What you will do. Copy out all lines where "climatology" appears.

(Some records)
>>>

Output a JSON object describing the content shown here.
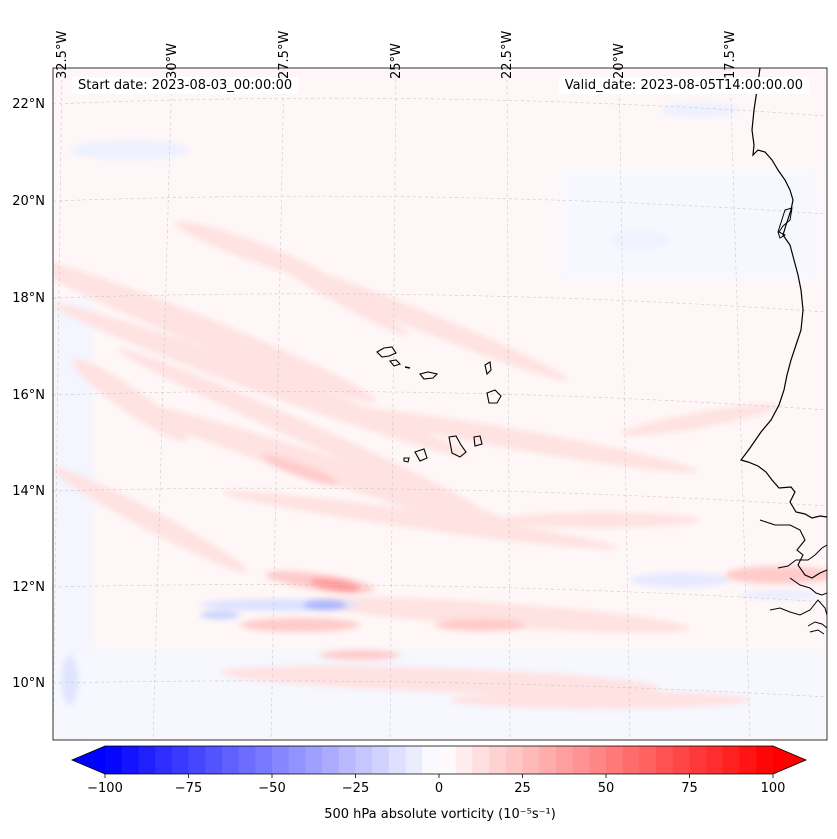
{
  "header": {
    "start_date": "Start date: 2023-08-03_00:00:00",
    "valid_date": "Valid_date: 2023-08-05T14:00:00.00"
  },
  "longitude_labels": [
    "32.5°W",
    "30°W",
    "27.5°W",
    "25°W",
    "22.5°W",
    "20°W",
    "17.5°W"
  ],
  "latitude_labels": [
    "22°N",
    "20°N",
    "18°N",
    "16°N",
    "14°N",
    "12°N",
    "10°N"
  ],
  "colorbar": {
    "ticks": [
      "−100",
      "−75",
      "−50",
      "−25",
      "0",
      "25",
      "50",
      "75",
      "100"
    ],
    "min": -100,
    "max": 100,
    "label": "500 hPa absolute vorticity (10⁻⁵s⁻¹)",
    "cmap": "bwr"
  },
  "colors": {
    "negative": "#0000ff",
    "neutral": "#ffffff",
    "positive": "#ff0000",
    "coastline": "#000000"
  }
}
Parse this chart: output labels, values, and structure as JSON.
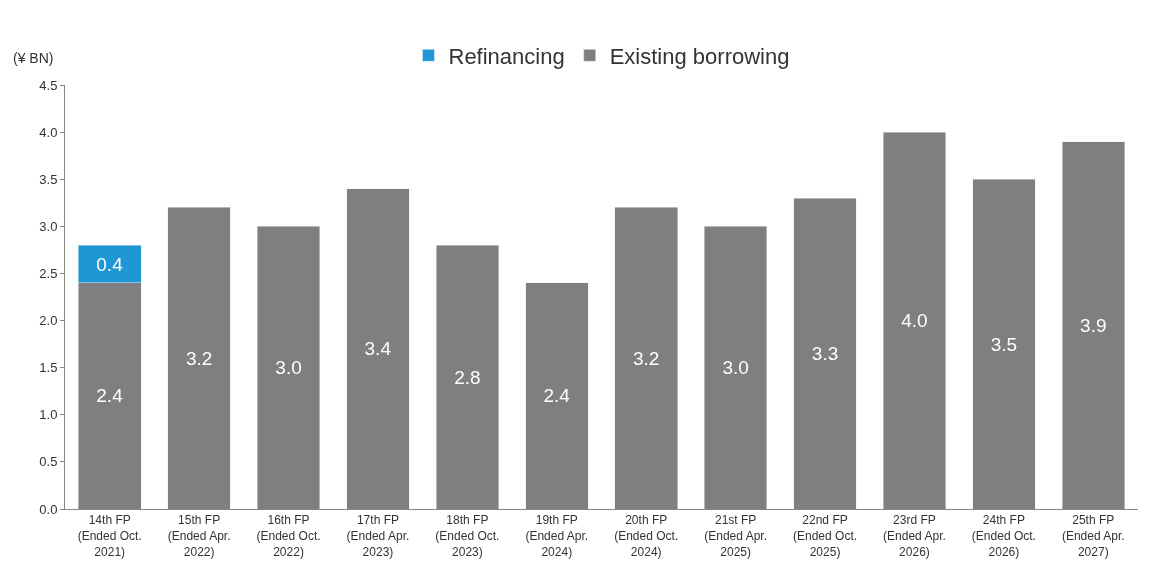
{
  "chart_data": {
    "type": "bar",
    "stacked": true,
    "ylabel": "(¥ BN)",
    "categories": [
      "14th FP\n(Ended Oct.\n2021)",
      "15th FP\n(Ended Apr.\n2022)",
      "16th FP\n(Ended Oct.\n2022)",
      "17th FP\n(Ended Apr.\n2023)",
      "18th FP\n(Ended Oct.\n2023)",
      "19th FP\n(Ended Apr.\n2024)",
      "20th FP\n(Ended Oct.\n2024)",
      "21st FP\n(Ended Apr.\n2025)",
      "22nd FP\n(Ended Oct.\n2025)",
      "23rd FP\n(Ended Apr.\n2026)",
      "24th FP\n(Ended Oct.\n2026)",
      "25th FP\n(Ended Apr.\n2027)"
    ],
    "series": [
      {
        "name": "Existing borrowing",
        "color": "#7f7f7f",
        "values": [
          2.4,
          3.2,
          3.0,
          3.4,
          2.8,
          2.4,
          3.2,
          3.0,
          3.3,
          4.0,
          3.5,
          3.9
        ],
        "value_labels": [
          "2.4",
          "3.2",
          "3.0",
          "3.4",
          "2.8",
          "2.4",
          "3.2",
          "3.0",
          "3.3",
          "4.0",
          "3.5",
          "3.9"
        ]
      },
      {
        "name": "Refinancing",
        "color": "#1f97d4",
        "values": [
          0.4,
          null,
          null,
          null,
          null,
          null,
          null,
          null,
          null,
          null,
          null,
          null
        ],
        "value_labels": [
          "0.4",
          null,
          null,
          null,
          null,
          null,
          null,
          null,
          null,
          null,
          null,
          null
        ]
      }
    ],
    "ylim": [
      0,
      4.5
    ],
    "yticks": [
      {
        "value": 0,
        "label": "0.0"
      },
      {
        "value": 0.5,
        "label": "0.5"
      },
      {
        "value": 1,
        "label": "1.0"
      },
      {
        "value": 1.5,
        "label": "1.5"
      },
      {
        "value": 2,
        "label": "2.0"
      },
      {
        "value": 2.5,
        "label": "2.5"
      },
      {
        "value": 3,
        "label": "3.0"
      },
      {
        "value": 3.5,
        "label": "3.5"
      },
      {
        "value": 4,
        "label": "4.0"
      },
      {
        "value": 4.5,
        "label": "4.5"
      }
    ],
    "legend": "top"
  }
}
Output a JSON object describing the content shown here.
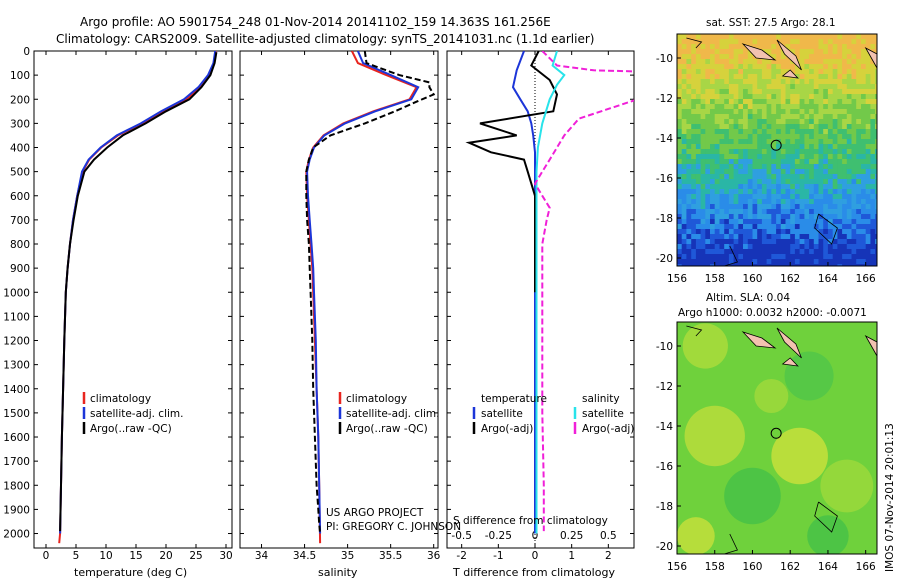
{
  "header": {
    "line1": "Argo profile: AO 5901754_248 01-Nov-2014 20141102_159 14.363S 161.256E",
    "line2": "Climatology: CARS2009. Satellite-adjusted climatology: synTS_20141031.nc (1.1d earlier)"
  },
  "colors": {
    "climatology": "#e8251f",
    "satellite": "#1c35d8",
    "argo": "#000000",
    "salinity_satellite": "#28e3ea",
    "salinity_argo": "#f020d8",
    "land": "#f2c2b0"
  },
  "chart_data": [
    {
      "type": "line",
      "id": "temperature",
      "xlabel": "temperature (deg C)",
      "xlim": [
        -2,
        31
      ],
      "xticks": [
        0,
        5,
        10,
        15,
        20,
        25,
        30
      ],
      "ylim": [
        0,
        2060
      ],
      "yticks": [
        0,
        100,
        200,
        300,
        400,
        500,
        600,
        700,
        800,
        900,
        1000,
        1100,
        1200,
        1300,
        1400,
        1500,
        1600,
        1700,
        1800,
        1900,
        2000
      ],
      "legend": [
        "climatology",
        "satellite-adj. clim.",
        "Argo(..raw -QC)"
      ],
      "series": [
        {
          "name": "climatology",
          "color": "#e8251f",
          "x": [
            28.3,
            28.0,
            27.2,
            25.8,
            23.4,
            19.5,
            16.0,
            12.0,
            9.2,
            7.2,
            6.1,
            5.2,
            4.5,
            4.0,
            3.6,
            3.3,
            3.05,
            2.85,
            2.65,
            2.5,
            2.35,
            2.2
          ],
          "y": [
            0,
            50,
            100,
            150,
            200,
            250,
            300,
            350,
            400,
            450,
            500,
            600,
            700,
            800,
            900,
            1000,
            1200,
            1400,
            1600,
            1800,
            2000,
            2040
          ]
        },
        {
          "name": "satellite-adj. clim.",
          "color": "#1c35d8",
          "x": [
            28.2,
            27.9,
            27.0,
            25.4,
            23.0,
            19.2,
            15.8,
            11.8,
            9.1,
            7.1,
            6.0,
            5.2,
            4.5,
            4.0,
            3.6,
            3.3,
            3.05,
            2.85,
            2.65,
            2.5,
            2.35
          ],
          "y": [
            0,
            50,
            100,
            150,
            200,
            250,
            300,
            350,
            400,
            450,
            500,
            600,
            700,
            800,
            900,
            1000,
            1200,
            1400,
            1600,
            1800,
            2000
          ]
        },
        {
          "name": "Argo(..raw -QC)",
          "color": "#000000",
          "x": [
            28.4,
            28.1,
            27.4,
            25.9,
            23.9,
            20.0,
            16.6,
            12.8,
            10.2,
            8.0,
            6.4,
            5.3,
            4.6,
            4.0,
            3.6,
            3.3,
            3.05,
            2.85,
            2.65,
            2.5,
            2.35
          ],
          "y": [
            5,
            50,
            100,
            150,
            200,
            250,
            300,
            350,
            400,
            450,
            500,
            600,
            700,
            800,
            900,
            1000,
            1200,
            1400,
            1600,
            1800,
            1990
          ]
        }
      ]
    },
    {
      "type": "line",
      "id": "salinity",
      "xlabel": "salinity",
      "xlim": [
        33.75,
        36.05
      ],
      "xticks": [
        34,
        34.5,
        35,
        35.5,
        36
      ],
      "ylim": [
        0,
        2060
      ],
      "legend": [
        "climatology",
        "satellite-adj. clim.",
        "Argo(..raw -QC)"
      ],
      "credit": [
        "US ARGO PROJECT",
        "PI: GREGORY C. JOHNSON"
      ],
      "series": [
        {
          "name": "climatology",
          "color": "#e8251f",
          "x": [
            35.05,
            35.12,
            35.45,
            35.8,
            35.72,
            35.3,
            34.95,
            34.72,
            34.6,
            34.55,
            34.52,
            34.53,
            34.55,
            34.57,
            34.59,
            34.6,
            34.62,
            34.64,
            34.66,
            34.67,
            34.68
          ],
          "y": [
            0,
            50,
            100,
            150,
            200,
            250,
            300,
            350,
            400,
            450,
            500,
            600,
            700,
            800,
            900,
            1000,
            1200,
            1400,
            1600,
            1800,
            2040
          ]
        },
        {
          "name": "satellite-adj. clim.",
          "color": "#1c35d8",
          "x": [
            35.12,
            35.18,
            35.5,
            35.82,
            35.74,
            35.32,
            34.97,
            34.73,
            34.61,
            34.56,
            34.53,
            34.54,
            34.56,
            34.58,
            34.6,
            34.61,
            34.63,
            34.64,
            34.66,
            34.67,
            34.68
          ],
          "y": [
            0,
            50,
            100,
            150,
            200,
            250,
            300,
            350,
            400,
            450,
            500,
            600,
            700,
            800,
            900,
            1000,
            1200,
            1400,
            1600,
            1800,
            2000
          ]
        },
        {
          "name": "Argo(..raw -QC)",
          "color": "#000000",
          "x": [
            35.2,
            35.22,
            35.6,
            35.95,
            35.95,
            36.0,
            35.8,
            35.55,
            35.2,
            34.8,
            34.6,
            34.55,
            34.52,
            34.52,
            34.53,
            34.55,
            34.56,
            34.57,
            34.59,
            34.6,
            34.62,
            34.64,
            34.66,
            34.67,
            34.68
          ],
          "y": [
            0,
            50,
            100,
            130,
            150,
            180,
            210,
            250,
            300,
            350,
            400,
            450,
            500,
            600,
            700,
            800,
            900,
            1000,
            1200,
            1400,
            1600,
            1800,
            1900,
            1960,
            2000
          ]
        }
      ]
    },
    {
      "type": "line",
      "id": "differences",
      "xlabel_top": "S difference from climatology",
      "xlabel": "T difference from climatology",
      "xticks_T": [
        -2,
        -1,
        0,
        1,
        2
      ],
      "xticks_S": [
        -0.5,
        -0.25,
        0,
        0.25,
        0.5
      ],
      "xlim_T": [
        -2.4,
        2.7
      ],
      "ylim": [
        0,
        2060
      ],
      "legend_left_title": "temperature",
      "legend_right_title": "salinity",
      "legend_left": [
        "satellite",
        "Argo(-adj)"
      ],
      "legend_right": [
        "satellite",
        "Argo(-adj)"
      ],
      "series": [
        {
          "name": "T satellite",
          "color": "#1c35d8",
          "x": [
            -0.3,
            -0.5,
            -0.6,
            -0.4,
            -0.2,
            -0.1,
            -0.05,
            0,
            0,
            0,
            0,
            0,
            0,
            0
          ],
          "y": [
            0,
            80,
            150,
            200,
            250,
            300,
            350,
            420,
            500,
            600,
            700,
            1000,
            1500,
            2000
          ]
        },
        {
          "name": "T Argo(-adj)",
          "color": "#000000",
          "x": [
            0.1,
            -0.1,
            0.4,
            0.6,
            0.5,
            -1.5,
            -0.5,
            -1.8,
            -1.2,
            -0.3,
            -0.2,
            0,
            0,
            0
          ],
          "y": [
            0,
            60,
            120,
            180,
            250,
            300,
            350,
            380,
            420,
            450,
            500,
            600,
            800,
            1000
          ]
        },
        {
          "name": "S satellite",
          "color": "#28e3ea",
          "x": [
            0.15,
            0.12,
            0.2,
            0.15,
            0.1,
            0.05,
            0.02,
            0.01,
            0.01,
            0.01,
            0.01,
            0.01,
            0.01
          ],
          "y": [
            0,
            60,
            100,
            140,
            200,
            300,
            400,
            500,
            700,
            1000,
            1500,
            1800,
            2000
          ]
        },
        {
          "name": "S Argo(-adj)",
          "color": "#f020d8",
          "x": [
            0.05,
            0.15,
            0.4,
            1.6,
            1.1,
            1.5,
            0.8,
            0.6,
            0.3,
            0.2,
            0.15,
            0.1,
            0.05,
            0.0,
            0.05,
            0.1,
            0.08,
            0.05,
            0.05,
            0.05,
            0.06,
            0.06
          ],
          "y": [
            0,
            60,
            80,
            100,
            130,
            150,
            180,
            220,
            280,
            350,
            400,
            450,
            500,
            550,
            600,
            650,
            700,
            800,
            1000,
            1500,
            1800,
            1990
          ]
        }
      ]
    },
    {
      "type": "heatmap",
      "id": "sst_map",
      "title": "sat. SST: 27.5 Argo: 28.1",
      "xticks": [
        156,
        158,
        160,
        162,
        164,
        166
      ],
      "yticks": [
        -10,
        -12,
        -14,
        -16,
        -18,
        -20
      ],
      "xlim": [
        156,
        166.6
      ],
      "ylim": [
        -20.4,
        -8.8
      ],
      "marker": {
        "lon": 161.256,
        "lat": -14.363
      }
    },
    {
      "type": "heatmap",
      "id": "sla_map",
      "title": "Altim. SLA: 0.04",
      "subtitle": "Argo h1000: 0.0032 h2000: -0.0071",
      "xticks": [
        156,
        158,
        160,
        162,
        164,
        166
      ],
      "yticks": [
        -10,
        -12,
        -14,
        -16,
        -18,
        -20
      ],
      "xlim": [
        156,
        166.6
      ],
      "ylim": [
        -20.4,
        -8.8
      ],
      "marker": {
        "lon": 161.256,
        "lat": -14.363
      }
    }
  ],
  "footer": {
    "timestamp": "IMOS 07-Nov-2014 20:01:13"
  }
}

<<<

Task response.
    "line2": "Climatology: CARS2009. Satellite-adjusted climatology: synTS_20141031.nc (1.1d earlier)"
    "climatology": "#e8251f",
        "climatology",
          "name": "climatology",
        "climatology",
          "name": "climatology",
      "xlabel_top": "S difference from climatology",
      "xlabel": "T difference from climatology",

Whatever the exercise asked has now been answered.